EXERCISE MATERIALS:
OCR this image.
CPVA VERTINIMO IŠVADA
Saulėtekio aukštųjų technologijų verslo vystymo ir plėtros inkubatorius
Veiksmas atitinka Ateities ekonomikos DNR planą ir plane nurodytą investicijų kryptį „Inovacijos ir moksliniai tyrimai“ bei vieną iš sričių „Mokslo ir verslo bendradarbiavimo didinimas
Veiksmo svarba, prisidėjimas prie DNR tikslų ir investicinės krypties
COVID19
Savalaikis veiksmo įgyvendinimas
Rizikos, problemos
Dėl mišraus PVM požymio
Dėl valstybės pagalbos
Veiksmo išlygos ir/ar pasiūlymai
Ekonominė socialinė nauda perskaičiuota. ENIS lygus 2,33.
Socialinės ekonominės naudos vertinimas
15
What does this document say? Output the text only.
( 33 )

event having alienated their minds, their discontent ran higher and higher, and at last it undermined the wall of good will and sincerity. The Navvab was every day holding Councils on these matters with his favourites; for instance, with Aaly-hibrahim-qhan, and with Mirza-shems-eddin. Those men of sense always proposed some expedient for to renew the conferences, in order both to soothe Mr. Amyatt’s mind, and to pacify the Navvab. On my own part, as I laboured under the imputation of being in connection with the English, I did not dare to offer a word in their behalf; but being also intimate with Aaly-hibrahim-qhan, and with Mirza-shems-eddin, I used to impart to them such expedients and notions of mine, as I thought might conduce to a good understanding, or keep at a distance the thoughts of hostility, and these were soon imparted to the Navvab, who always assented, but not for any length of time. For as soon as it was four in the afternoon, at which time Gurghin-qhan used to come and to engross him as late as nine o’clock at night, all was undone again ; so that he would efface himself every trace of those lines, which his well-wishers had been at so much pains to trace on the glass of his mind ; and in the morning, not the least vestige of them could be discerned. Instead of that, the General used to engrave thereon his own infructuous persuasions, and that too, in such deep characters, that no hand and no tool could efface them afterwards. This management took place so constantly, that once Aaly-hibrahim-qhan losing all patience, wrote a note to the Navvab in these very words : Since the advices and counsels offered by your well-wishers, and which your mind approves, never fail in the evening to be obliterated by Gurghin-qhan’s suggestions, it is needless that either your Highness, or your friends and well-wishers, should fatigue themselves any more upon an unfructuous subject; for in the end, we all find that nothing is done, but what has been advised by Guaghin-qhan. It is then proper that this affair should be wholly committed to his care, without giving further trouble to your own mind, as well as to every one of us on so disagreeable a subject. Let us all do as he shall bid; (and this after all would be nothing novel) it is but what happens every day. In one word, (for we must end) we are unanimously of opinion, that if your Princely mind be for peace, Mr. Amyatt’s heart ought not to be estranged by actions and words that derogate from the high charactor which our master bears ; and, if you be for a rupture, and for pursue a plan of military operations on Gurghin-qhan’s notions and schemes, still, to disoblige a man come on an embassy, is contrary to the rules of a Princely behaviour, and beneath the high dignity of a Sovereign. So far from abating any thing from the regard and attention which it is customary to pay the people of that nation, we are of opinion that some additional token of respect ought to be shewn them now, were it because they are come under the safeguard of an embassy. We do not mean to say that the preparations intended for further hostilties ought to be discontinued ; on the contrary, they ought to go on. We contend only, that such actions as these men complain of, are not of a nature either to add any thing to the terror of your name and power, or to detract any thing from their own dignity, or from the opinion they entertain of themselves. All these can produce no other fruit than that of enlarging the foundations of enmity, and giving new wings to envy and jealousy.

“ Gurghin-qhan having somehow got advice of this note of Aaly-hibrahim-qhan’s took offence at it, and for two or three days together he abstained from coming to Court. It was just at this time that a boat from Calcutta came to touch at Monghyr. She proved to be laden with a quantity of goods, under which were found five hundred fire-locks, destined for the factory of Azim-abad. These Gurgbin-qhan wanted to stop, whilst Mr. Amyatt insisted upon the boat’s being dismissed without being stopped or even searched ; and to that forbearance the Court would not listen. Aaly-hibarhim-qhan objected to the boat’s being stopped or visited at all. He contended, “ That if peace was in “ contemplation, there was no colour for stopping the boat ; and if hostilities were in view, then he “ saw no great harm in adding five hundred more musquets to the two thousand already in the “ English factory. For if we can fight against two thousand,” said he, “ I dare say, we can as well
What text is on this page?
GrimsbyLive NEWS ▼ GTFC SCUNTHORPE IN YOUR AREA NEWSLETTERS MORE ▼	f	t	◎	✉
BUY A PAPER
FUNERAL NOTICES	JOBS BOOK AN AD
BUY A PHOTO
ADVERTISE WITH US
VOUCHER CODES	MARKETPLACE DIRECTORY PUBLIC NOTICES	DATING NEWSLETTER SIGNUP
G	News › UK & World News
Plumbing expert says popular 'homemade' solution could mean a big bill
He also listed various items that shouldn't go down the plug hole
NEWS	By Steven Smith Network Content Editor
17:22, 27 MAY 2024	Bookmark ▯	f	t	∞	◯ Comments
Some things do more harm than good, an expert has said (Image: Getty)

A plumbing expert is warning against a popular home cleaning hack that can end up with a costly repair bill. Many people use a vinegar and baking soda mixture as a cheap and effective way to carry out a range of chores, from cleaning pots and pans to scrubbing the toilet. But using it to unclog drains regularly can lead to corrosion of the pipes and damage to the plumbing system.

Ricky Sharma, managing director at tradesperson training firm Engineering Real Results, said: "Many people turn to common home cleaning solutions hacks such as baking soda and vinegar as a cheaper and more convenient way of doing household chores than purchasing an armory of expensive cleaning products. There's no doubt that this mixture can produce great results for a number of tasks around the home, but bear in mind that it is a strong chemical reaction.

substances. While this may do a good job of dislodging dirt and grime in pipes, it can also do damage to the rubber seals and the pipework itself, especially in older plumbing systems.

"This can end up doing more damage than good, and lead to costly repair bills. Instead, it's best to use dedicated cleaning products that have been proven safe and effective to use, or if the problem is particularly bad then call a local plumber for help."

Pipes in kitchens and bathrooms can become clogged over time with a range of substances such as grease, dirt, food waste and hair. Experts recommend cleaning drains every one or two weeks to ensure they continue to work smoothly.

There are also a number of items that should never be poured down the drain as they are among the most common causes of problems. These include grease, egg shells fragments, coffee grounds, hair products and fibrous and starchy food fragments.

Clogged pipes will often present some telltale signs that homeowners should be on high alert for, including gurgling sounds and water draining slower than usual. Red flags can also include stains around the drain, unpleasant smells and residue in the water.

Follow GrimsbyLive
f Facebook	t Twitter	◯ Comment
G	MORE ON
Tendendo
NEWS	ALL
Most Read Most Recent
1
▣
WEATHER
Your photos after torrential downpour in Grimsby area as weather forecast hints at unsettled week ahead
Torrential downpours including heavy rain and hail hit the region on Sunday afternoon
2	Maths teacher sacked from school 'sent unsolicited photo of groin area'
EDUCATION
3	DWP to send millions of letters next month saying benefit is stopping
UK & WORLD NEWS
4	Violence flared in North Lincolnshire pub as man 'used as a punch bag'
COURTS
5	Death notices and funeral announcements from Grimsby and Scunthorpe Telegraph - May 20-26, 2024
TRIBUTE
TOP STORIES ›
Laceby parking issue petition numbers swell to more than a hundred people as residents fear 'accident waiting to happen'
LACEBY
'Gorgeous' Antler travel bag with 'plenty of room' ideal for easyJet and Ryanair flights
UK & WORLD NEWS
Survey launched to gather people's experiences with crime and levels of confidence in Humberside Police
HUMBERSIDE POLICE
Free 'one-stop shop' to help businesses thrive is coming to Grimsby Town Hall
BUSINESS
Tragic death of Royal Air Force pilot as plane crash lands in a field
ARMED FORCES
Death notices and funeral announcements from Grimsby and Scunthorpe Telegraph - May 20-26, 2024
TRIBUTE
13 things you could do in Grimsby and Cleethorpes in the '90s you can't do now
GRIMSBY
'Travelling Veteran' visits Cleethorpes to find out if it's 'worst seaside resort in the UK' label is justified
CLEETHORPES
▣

INSTRUCTIONS FOR THE TASK: Quote every record above exactly.

FULL ANSWER:
OCR this image.
CPVA VERTINIMO IŠVADA
Saulėtekio aukštųjų technologijų verslo vystymo ir plėtros inkubatorius
Veiksmas atitinka Ateities ekonomikos DNR planą ir plane nurodytą investicijų kryptį „Inovacijos ir moksliniai tyrimai“ bei vieną iš sričių „Mokslo ir verslo bendradarbiavimo didinimas
Veiksmo svarba, prisidėjimas prie DNR tikslų ir investicinės krypties
COVID19
Savalaikis veiksmo įgyvendinimas
Rizikos, problemos
Dėl mišraus PVM požymio
Dėl valstybės pagalbos
Veiksmo išlygos ir/ar pasiūlymai
Ekonominė socialinė nauda perskaičiuota. ENIS lygus 2,33.
Socialinės ekonominės naudos vertinimas
15
What does this document say? Output the text only.
( 33 )

event having alienated their minds, their discontent ran higher and higher, and at last it undermined the wall of good will and sincerity. The Navvab was every day holding Councils on these matters with his favourites; for instance, with Aaly-hibrahim-qhan, and with Mirza-shems-eddin. Those men of sense always proposed some expedient for to renew the conferences, in order both to soothe Mr. Amyatt’s mind, and to pacify the Navvab. On my own part, as I laboured under the imputation of being in connection with the English, I did not dare to offer a word in their behalf; but being also intimate with Aaly-hibrahim-qhan, and with Mirza-shems-eddin, I used to impart to them such expedients and notions of mine, as I thought might conduce to a good understanding, or keep at a distance the thoughts of hostility, and these were soon imparted to the Navvab, who always assented, but not for any length of time. For as soon as it was four in the afternoon, at which time Gurghin-qhan used to come and to engross him as late as nine o’clock at night, all was undone again ; so that he would efface himself every trace of those lines, which his well-wishers had been at so much pains to trace on the glass of his mind ; and in the morning, not the least vestige of them could be discerned. Instead of that, the General used to engrave thereon his own infructuous persuasions, and that too, in such deep characters, that no hand and no tool could efface them afterwards. This management took place so constantly, that once Aaly-hibrahim-qhan losing all patience, wrote a note to the Navvab in these very words : Since the advices and counsels offered by your well-wishers, and which your mind approves, never fail in the evening to be obliterated by Gurghin-qhan’s suggestions, it is needless that either your Highness, or your friends and well-wishers, should fatigue themselves any more upon an unfructuous subject; for in the end, we all find that nothing is done, but what has been advised by Guaghin-qhan. It is then proper that this affair should be wholly committed to his care, without giving further trouble to your own mind, as well as to every one of us on so disagreeable a subject. Let us all do as he shall bid; (and this after all would be nothing novel) it is but what happens every day. In one word, (for we must end) we are unanimously of opinion, that if your Princely mind be for peace, Mr. Amyatt’s heart ought not to be estranged by actions and words that derogate from the high charactor which our master bears ; and, if you be for a rupture, and for pursue a plan of military operations on Gurghin-qhan’s notions and schemes, still, to disoblige a man come on an embassy, is contrary to the rules of a Princely behaviour, and beneath the high dignity of a Sovereign. So far from abating any thing from the regard and attention which it is customary to pay the people of that nation, we are of opinion that some additional token of respect ought to be shewn them now, were it because they are come under the safeguard of an embassy. We do not mean to say that the preparations intended for further hostilties ought to be discontinued ; on the contrary, they ought to go on. We contend only, that such actions as these men complain of, are not of a nature either to add any thing to the terror of your name and power, or to detract any thing from their own dignity, or from the opinion they entertain of themselves. All these can produce no other fruit than that of enlarging the foundations of enmity, and giving new wings to envy and jealousy.

“ Gurghin-qhan having somehow got advice of this note of Aaly-hibrahim-qhan’s took offence at it, and for two or three days together he abstained from coming to Court. It was just at this time that a boat from Calcutta came to touch at Monghyr. She proved to be laden with a quantity of goods, under which were found five hundred fire-locks, destined for the factory of Azim-abad. These Gurgbin-qhan wanted to stop, whilst Mr. Amyatt insisted upon the boat’s being dismissed without being stopped or even searched ; and to that forbearance the Court would not listen. Aaly-hibarhim-qhan objected to the boat’s being stopped or visited at all. He contended, “ That if peace was in “ contemplation, there was no colour for stopping the boat ; and if hostilities were in view, then he “ saw no great harm in adding five hundred more musquets to the two thousand already in the “ English factory. For if we can fight against two thousand,” said he, “ I dare say, we can as well
What text is on this page?
GrimsbyLive NEWS ▼ GTFC SCUNTHORPE IN YOUR AREA NEWSLETTERS MORE ▼	f	t	◎	✉
BUY A PAPER
FUNERAL NOTICES	JOBS BOOK AN AD
BUY A PHOTO
ADVERTISE WITH US
VOUCHER CODES	MARKETPLACE DIRECTORY PUBLIC NOTICES	DATING NEWSLETTER SIGNUP
G	News › UK & World News
Plumbing expert says popular 'homemade' solution could mean a big bill
He also listed various items that shouldn't go down the plug hole
NEWS	By Steven Smith Network Content Editor
17:22, 27 MAY 2024	Bookmark ▯	f	t	∞	◯ Comments
Some things do more harm than good, an expert has said (Image: Getty)

A plumbing expert is warning against a popular home cleaning hack that can end up with a costly repair bill. Many people use a vinegar and baking soda mixture as a cheap and effective way to carry out a range of chores, from cleaning pots and pans to scrubbing the toilet. But using it to unclog drains regularly can lead to corrosion of the pipes and damage to the plumbing system.

Ricky Sharma, managing director at tradesperson training firm Engineering Real Results, said: "Many people turn to common home cleaning solutions hacks such as baking soda and vinegar as a cheaper and more convenient way of doing household chores than purchasing an armory of expensive cleaning products. There's no doubt that this mixture can produce great results for a number of tasks around the home, but bear in mind that it is a strong chemical reaction.

substances. While this may do a good job of dislodging dirt and grime in pipes, it can also do damage to the rubber seals and the pipework itself, especially in older plumbing systems.

"This can end up doing more damage than good, and lead to costly repair bills. Instead, it's best to use dedicated cleaning products that have been proven safe and effective to use, or if the problem is particularly bad then call a local plumber for help."

Pipes in kitchens and bathrooms can become clogged over time with a range of substances such as grease, dirt, food waste and hair. Experts recommend cleaning drains every one or two weeks to ensure they continue to work smoothly.

There are also a number of items that should never be poured down the drain as they are among the most common causes of problems. These include grease, egg shells fragments, coffee grounds, hair products and fibrous and starchy food fragments.

Clogged pipes will often present some telltale signs that homeowners should be on high alert for, including gurgling sounds and water draining slower than usual. Red flags can also include stains around the drain, unpleasant smells and residue in the water.

Follow GrimsbyLive
f Facebook	t Twitter	◯ Comment
G	MORE ON
Tendendo
NEWS	ALL
Most Read Most Recent
1
▣
WEATHER
Your photos after torrential downpour in Grimsby area as weather forecast hints at unsettled week ahead
Torrential downpours including heavy rain and hail hit the region on Sunday afternoon
2	Maths teacher sacked from school 'sent unsolicited photo of groin area'
EDUCATION
3	DWP to send millions of letters next month saying benefit is stopping
UK & WORLD NEWS
4	Violence flared in North Lincolnshire pub as man 'used as a punch bag'
COURTS
5	Death notices and funeral announcements from Grimsby and Scunthorpe Telegraph - May 20-26, 2024
TRIBUTE
TOP STORIES ›
Laceby parking issue petition numbers swell to more than a hundred people as residents fear 'accident waiting to happen'
LACEBY
'Gorgeous' Antler travel bag with 'plenty of room' ideal for easyJet and Ryanair flights
UK & WORLD NEWS
Survey launched to gather people's experiences with crime and levels of confidence in Humberside Police
HUMBERSIDE POLICE
Free 'one-stop shop' to help businesses thrive is coming to Grimsby Town Hall
BUSINESS
Tragic death of Royal Air Force pilot as plane crash lands in a field
ARMED FORCES
Death notices and funeral announcements from Grimsby and Scunthorpe Telegraph - May 20-26, 2024
TRIBUTE
13 things you could do in Grimsby and Cleethorpes in the '90s you can't do now
GRIMSBY
'Travelling Veteran' visits Cleethorpes to find out if it's 'worst seaside resort in the UK' label is justified
CLEETHORPES
▣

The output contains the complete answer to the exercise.